Lift out each line of the data that holds "observed".

## begin

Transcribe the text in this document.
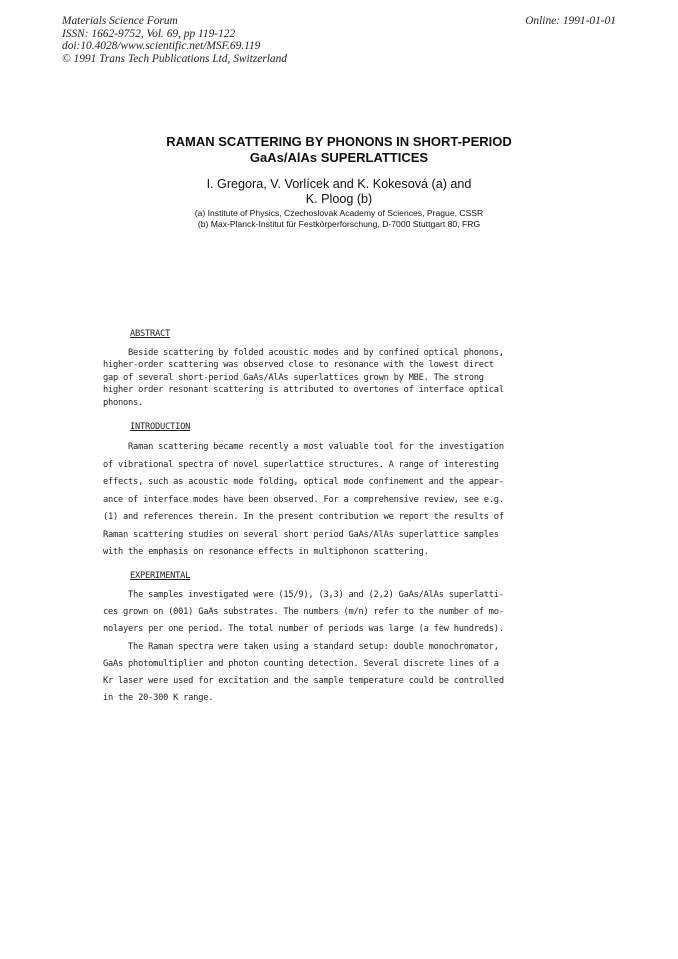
Materials Science Forum
ISSN: 1662-9752, Vol. 69, pp 119-122
doi:10.4028/www.scientific.net/MSF.69.119
© 1991 Trans Tech Publications Ltd, Switzerland
Online: 1991-01-01
RAMAN SCATTERING BY PHONONS IN SHORT-PERIOD
GaAs/AlAs SUPERLATTICES
I. Gregora, V. Vorlícek and K. Kokesová (a) and
K. Ploog (b)
(a) Institute of Physics, Czechoslovak Academy of Sciences, Prague, CSSR
(b) Max-Planck-Institut für Festkörperforschung, D-7000 Stuttgart 80, FRG
ABSTRACT
Beside scattering by folded acoustic modes and by confined optical phonons,
higher-order scattering was observed close to resonance with the lowest direct
gap of several short-period GaAs/AlAs superlattices grown by MBE. The strong
higher order resonant scattering is attributed to overtones of interface optical
phonons.
INTRODUCTION
Raman scattering became recently a most valuable tool for the investigation
of vibrational spectra of novel superlattice structures. A range of interesting
effects, such as acoustic mode folding, optical mode confinement and the appear-
ance of interface modes have been observed. For a comprehensive review, see e.g.
(1) and references therein. In the present contribution we report the results of
Raman scattering studies on several short period GaAs/AlAs superlattice samples
with the emphasis on resonance effects in multiphonon scattering.
EXPERIMENTAL
The samples investigated were (15/9), (3,3) and (2,2) GaAs/AlAs superlatti-
ces grown on (001) GaAs substrates. The numbers (m/n) refer to the number of mo-
nolayers per one period. The total number of periods was large (a few hundreds).
The Raman spectra were taken using a standard setup: double monochromator,
GaAs photomultiplier and photon counting detection. Several discrete lines of a
Kr laser were used for excitation and the sample temperature could be controlled
in the 20-300 K range.
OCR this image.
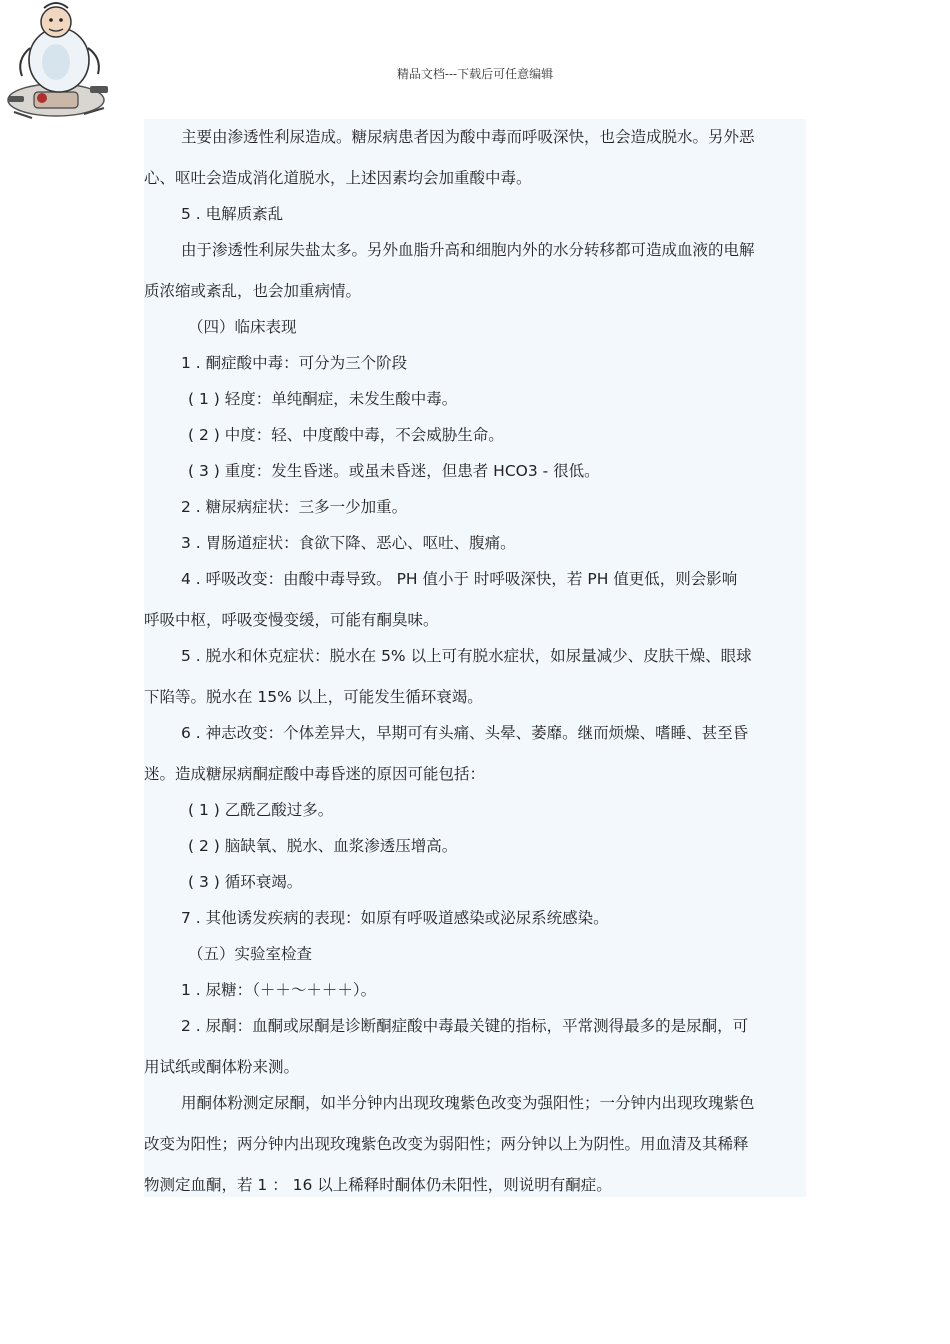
精品文档---下载后可任意编辑
主要由渗透性利尿造成。糖尿病患者因为酸中毒而呼吸深快，也会造成脱水。另外恶
心、呕吐会造成消化道脱水，上述因素均会加重酸中毒。
5 . 电解质紊乱
由于渗透性利尿失盐太多。另外血脂升高和细胞内外的水分转移都可造成血液的电解
质浓缩或紊乱，也会加重病情。
（四）临床表现
1 . 酮症酸中毒：可分为三个阶段
( 1 ) 轻度：单纯酮症，未发生酸中毒。
( 2 ) 中度：轻、中度酸中毒，不会威胁生命。
( 3 ) 重度：发生昏迷。或虽未昏迷，但患者 HCO3 - 很低。
2 . 糖尿病症状：三多一少加重。
3 . 胃肠道症状：食欲下降、恶心、呕吐、腹痛。
4 . 呼吸改变：由酸中毒导致。 PH 值小于 时呼吸深快，若 PH 值更低，则会影响
呼吸中枢，呼吸变慢变缓，可能有酮臭味。
5 . 脱水和休克症状：脱水在 5% 以上可有脱水症状，如尿量减少、皮肤干燥、眼球
下陷等。脱水在 15% 以上，可能发生循环衰竭。
6 . 神志改变：个体差异大，早期可有头痛、头晕、萎靡。继而烦燥、嗜睡、甚至昏
迷。造成糖尿病酮症酸中毒昏迷的原因可能包括：
( 1 ) 乙酰乙酸过多。
( 2 ) 脑缺氧、脱水、血浆渗透压增高。
( 3 ) 循环衰竭。
7 . 其他诱发疾病的表现：如原有呼吸道感染或泌尿系统感染。
（五）实验室检查
1 . 尿糖：（＋＋～＋＋＋）。
2 . 尿酮：血酮或尿酮是诊断酮症酸中毒最关键的指标，平常测得最多的是尿酮，可
用试纸或酮体粉来测。
用酮体粉测定尿酮，如半分钟内出现玫瑰紫色改变为强阳性；一分钟内出现玫瑰紫色
改变为阳性；两分钟内出现玫瑰紫色改变为弱阳性；两分钟以上为阴性。用血清及其稀释
物测定血酮，若 1 ： 16 以上稀释时酮体仍未阳性，则说明有酮症。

## end

Output of the task >>
higher-order scattering was observed close to resonance with the lowest direct
ance of interface modes have been observed. For a comprehensive review, see e.g.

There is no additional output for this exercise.